Look for the string "które" in every line, and copy each line that has it.
━━ Source material
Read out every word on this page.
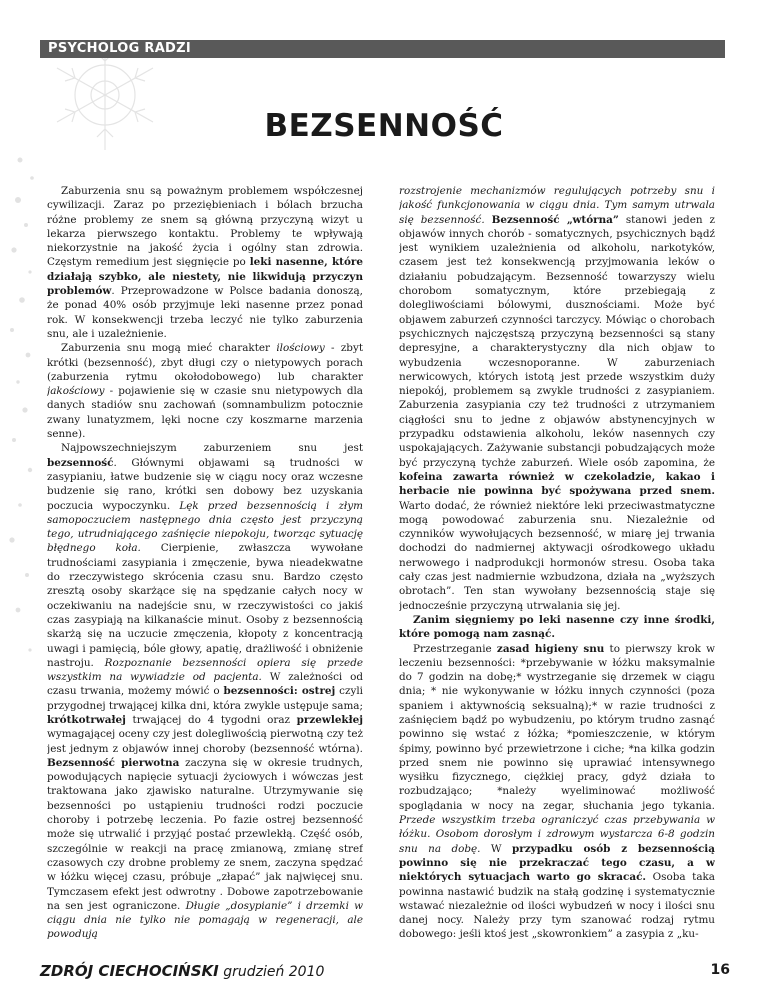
PSYCHOLOG RADZI
BEZSENNOŚĆ

Zaburzenia snu są poważnym problemem współczesnej cywilizacji. Zaraz po przeziębieniach i bólach brzucha różne problemy ze snem są główną przyczyną wizyt u lekarza pierwszego kontaktu. Problemy te wpływają niekorzystnie na jakość życia i ogólny stan zdrowia. Częstym remedium jest sięgnięcie po leki nasenne, które działają szybko, ale niestety, nie likwidują przyczyn problemów. Przeprowadzone w Polsce badania donoszą, że ponad 40% osób przyjmuje leki nasenne przez ponad rok. W konsekwencji trzeba leczyć nie tylko zaburzenia snu, ale i uzależnienie.

Zaburzenia snu mogą mieć charakter ilościowy - zbyt krótki (bezsenność), zbyt długi czy o nietypowych porach (zaburzenia rytmu okołodobowego) lub charakter jakościowy - pojawienie się w czasie snu nietypowych dla danych stadiów snu zachowań (somnambulizm potocznie zwany lunatyzmem, lęki nocne czy koszmarne marzenia senne).

Najpowszechniejszym zaburzeniem snu jest bezsenność. Głównymi objawami są trudności w zasypianiu, łatwe budzenie się w ciągu nocy oraz wczesne budzenie się rano, krótki sen dobowy bez uzyskania poczucia wypoczynku. Lęk przed bezsennością i złym samopoczuciem następnego dnia często jest przyczyną tego, utrudniającego zaśnięcie niepokoju, tworząc sytuację błędnego koła. Cierpienie, zwłaszcza wywołane trudnościami zasypiania i zmęczenie, bywa nieadekwatne do rzeczywistego skrócenia czasu snu. Bardzo często zresztą osoby skarżące się na spędzanie całych nocy w oczekiwaniu na nadejście snu, w rzeczywistości co jakiś czas zasypiają na kilkanaście minut. Osoby z bezsennością skarżą się na uczucie zmęczenia, kłopoty z koncentracją uwagi i pamięcią, bóle głowy, apatię, drażliwość i obniżenie nastroju. Rozpoznanie bezsenności opiera się przede wszystkim na wywiadzie od pacjenta. W zależności od czasu trwania, możemy mówić o bezsenności: ostrej czyli przygodnej trwającej kilka dni, która zwykle ustępuje sama; krótkotrwałej trwającej do 4 tygodni oraz przewlekłej wymagającej oceny czy jest dolegliwością pierwotną czy też jest jednym z objawów innej choroby (bezsenność wtórna). Bezsenność pierwotna zaczyna się w okresie trudnych, powodujących napięcie sytuacji życiowych i wówczas jest traktowana jako zjawisko naturalne. Utrzymywanie się bezsenności po ustąpieniu trudności rodzi poczucie choroby i potrzebę leczenia. Po fazie ostrej bezsenność może się utrwalić i przyjąć postać przewlekłą. Część osób, szczególnie w reakcji na pracę zmianową, zmianę stref czasowych czy drobne problemy ze snem, zaczyna spędzać w łóżku więcej czasu, próbuje „złapać” jak najwięcej snu. Tymczasem efekt jest odwrotny . Dobowe zapotrzebowanie na sen jest ograniczone. Długie „dosypianie” i drzemki w ciągu dnia nie tylko nie pomagają w regeneracji, ale powodują

rozstrojenie mechanizmów regulujących potrzeby snu i jakość funkcjonowania w ciągu dnia. Tym samym utrwala się bezsenność. Bezsenność „wtórna” stanowi jeden z objawów innych chorób - somatycznych, psychicznych bądź jest wynikiem uzależnienia od alkoholu, narkotyków, czasem jest też konsekwencją przyjmowania leków o działaniu pobudzającym. Bezsenność towarzyszy wielu chorobom somatycznym, które przebiegają z dolegliwościami bólowymi, dusznościami. Może być objawem zaburzeń czynności tarczycy. Mówiąc o chorobach psychicznych najczęstszą przyczyną bezsenności są stany depresyjne, a charakterystyczny dla nich objaw to wybudzenia wczesnoporanne. W zaburzeniach nerwicowych, których istotą jest przede wszystkim duży niepokój, problemem są zwykle trudności z zasypianiem. Zaburzenia zasypiania czy też trudności z utrzymaniem ciągłości snu to jedne z objawów abstynencyjnych w przypadku odstawienia alkoholu, leków nasennych czy uspokajających. Zażywanie substancji pobudzających może być przyczyną tychże zaburzeń. Wiele osób zapomina, że kofeina zawarta również w czekoladzie, kakao i herbacie nie powinna być spożywana przed snem. Warto dodać, że również niektóre leki przeciwastmatyczne mogą powodować zaburzenia snu. Niezależnie od czynników wywołujących bezsenność, w miarę jej trwania dochodzi do nadmiernej aktywacji ośrodkowego układu nerwowego i nadprodukcji hormonów stresu. Osoba taka cały czas jest nadmiernie wzbudzona, działa na „wyższych obrotach”. Ten stan wywołany bezsennością staje się jednocześnie przyczyną utrwalania się jej.

Zanim sięgniemy po leki nasenne czy inne środki, które pomogą nam zasnąć.

Przestrzeganie zasad higieny snu to pierwszy krok w leczeniu bezsenności: *przebywanie w łóżku maksymalnie do 7 godzin na dobę;* wystrzeganie się drzemek w ciągu dnia; * nie wykonywanie w łóżku innych czynności (poza spaniem i aktywnością seksualną);* w razie trudności z zaśnięciem bądź po wybudzeniu, po którym trudno zasnąć powinno się wstać z łóżka; *pomieszczenie, w którym śpimy, powinno być przewietrzone i ciche; *na kilka godzin przed snem nie powinno się uprawiać intensywnego wysiłku fizycznego, ciężkiej pracy, gdyż działa to rozbudzająco; *należy wyeliminować możliwość spoglądania w nocy na zegar, słuchania jego tykania. Przede wszystkim trzeba ograniczyć czas przebywania w łóżku. Osobom dorosłym i zdrowym wystarcza 6-8 godzin snu na dobę. W przypadku osób z bezsennością powinno się nie przekraczać tego czasu, a w niektórych sytuacjach warto go skracać. Osoba taka powinna nastawić budzik na stałą godzinę i systematycznie wstawać niezależnie od ilości wybudzeń w nocy i ilości snu danej nocy. Należy przy tym szanować rodzaj rytmu dobowego: jeśli ktoś jest „skowronkiem” a zasypia z „ku-

ZDRÓJ CIECHOCIŃSKI grudzień 2010	16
━━━━
## Expected answer
Zaburzenia snu są poważnym problemem współczesnej cywilizacji. Zaraz po przeziębieniach i bólach brzucha różne problemy ze snem są główną przyczyną wizyt u lekarza pierwszego kontaktu. Problemy te wpływają niekorzystnie na jakość życia i ogólny stan zdrowia. Częstym remedium jest sięgnięcie po leki nasenne, które działają szybko, ale niestety, nie likwidują przyczyn problemów. Przeprowadzone w Polsce badania donoszą, że ponad 40% osób przyjmuje leki nasenne przez ponad rok. W konsekwencji trzeba leczyć nie tylko zaburzenia snu, ale i uzależnienie.
rozstrojenie mechanizmów regulujących potrzeby snu i jakość funkcjonowania w ciągu dnia. Tym samym utrwala się bezsenność. Bezsenność „wtórna” stanowi jeden z objawów innych chorób - somatycznych, psychicznych bądź jest wynikiem uzależnienia od alkoholu, narkotyków, czasem jest też konsekwencją przyjmowania leków o działaniu pobudzającym. Bezsenność towarzyszy wielu chorobom somatycznym, które przebiegają z dolegliwościami bólowymi, dusznościami. Może być objawem zaburzeń czynności tarczycy. Mówiąc o chorobach psychicznych najczęstszą przyczyną bezsenności są stany depresyjne, a charakterystyczny dla nich objaw to wybudzenia wczesnoporanne. W zaburzeniach nerwicowych, których istotą jest przede wszystkim duży niepokój, problemem są zwykle trudności z zasypianiem. Zaburzenia zasypiania czy też trudności z utrzymaniem ciągłości snu to jedne z objawów abstynencyjnych w przypadku odstawienia alkoholu, leków nasennych czy uspokajających. Zażywanie substancji pobudzających może być przyczyną tychże zaburzeń. Wiele osób zapomina, że kofeina zawarta również w czekoladzie, kakao i herbacie nie powinna być spożywana przed snem. Warto dodać, że również niektóre leki przeciwastmatyczne mogą powodować zaburzenia snu. Niezależnie od czynników wywołujących bezsenność, w miarę jej trwania dochodzi do nadmiernej aktywacji ośrodkowego układu nerwowego i nadprodukcji hormonów stresu. Osoba taka cały czas jest nadmiernie wzbudzona, działa na „wyższych obrotach”. Ten stan wywołany bezsennością staje się jednocześnie przyczyną utrwalania się jej.
Zanim sięgniemy po leki nasenne czy inne środki, które pomogą nam zasnąć.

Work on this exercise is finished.